_Written request:_
Your task is to extract every entry that follows word for word while excluding the pictures.

Start of Dataset extract

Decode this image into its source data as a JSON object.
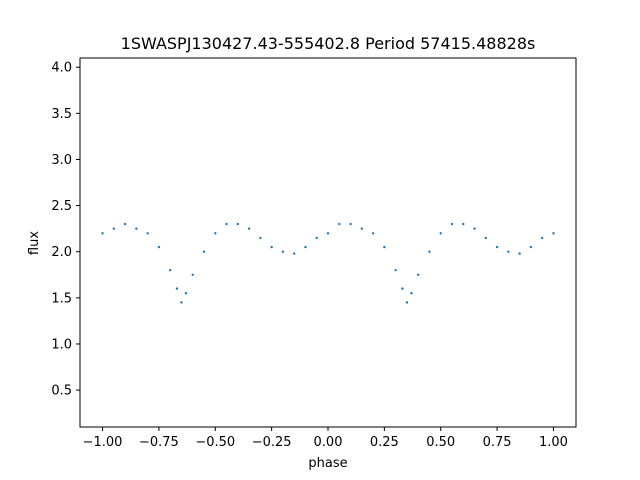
{
  "chart_data": {
    "type": "scatter",
    "title": "1SWASPJ130427.43-555402.8 Period 57415.48828s",
    "xlabel": "phase",
    "ylabel": "flux",
    "xlim": [
      -1.1,
      1.1
    ],
    "ylim": [
      0.1,
      4.1
    ],
    "xticks": [
      -1.0,
      -0.75,
      -0.5,
      -0.25,
      0.0,
      0.25,
      0.5,
      0.75,
      1.0
    ],
    "xtick_labels": [
      "−1.00",
      "−0.75",
      "−0.50",
      "−0.25",
      "0.00",
      "0.25",
      "0.50",
      "0.75",
      "1.00"
    ],
    "yticks": [
      0.5,
      1.0,
      1.5,
      2.0,
      2.5,
      3.0,
      3.5,
      4.0
    ],
    "ytick_labels": [
      "0.5",
      "1.0",
      "1.5",
      "2.0",
      "2.5",
      "3.0",
      "3.5",
      "4.0"
    ],
    "grid": false,
    "marker_color": "#1f77b4",
    "series": [
      {
        "x": [
          -1.0,
          -0.95,
          -0.9,
          -0.85,
          -0.8,
          -0.75,
          -0.7,
          -0.67,
          -0.65,
          -0.63,
          -0.6,
          -0.55,
          -0.5,
          -0.45,
          -0.4,
          -0.35,
          -0.3,
          -0.25,
          -0.2,
          -0.15,
          -0.1,
          -0.05,
          0.0,
          0.05,
          0.1,
          0.15,
          0.2,
          0.25,
          0.3,
          0.33,
          0.35,
          0.37,
          0.4,
          0.45,
          0.5,
          0.55,
          0.6,
          0.65,
          0.7,
          0.75,
          0.8,
          0.85,
          0.9,
          0.95,
          1.0
        ],
        "y": [
          2.2,
          2.25,
          2.3,
          2.25,
          2.2,
          2.05,
          1.8,
          1.6,
          1.45,
          1.55,
          1.75,
          2.0,
          2.2,
          2.3,
          2.3,
          2.25,
          2.15,
          2.05,
          2.0,
          1.98,
          2.05,
          2.15,
          2.2,
          2.3,
          2.3,
          2.25,
          2.2,
          2.05,
          1.8,
          1.6,
          1.45,
          1.55,
          1.75,
          2.0,
          2.2,
          2.3,
          2.3,
          2.25,
          2.15,
          2.05,
          2.0,
          1.98,
          2.05,
          2.15,
          2.2
        ]
      }
    ]
  }
}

End of Dataset extract

_Final result:_
Decode this image into its source data as a JSON object.
{
  "chart_data": {
    "type": "scatter",
    "title": "1SWASPJ130427.43-555402.8 Period 57415.48828s",
    "xlabel": "phase",
    "ylabel": "flux",
    "xlim": [
      -1.1,
      1.1
    ],
    "ylim": [
      0.1,
      4.1
    ],
    "xticks": [
      -1.0,
      -0.75,
      -0.5,
      -0.25,
      0.0,
      0.25,
      0.5,
      0.75,
      1.0
    ],
    "xtick_labels": [
      "−1.00",
      "−0.75",
      "−0.50",
      "−0.25",
      "0.00",
      "0.25",
      "0.50",
      "0.75",
      "1.00"
    ],
    "yticks": [
      0.5,
      1.0,
      1.5,
      2.0,
      2.5,
      3.0,
      3.5,
      4.0
    ],
    "ytick_labels": [
      "0.5",
      "1.0",
      "1.5",
      "2.0",
      "2.5",
      "3.0",
      "3.5",
      "4.0"
    ],
    "grid": false,
    "marker_color": "#1f77b4",
    "series": [
      {
        "x": [
          -1.0,
          -0.95,
          -0.9,
          -0.85,
          -0.8,
          -0.75,
          -0.7,
          -0.67,
          -0.65,
          -0.63,
          -0.6,
          -0.55,
          -0.5,
          -0.45,
          -0.4,
          -0.35,
          -0.3,
          -0.25,
          -0.2,
          -0.15,
          -0.1,
          -0.05,
          0.0,
          0.05,
          0.1,
          0.15,
          0.2,
          0.25,
          0.3,
          0.33,
          0.35,
          0.37,
          0.4,
          0.45,
          0.5,
          0.55,
          0.6,
          0.65,
          0.7,
          0.75,
          0.8,
          0.85,
          0.9,
          0.95,
          1.0
        ],
        "y": [
          2.2,
          2.25,
          2.3,
          2.25,
          2.2,
          2.05,
          1.8,
          1.6,
          1.45,
          1.55,
          1.75,
          2.0,
          2.2,
          2.3,
          2.3,
          2.25,
          2.15,
          2.05,
          2.0,
          1.98,
          2.05,
          2.15,
          2.2,
          2.3,
          2.3,
          2.25,
          2.2,
          2.05,
          1.8,
          1.6,
          1.45,
          1.55,
          1.75,
          2.0,
          2.2,
          2.3,
          2.3,
          2.25,
          2.15,
          2.05,
          2.0,
          1.98,
          2.05,
          2.15,
          2.2
        ]
      }
    ]
  }
}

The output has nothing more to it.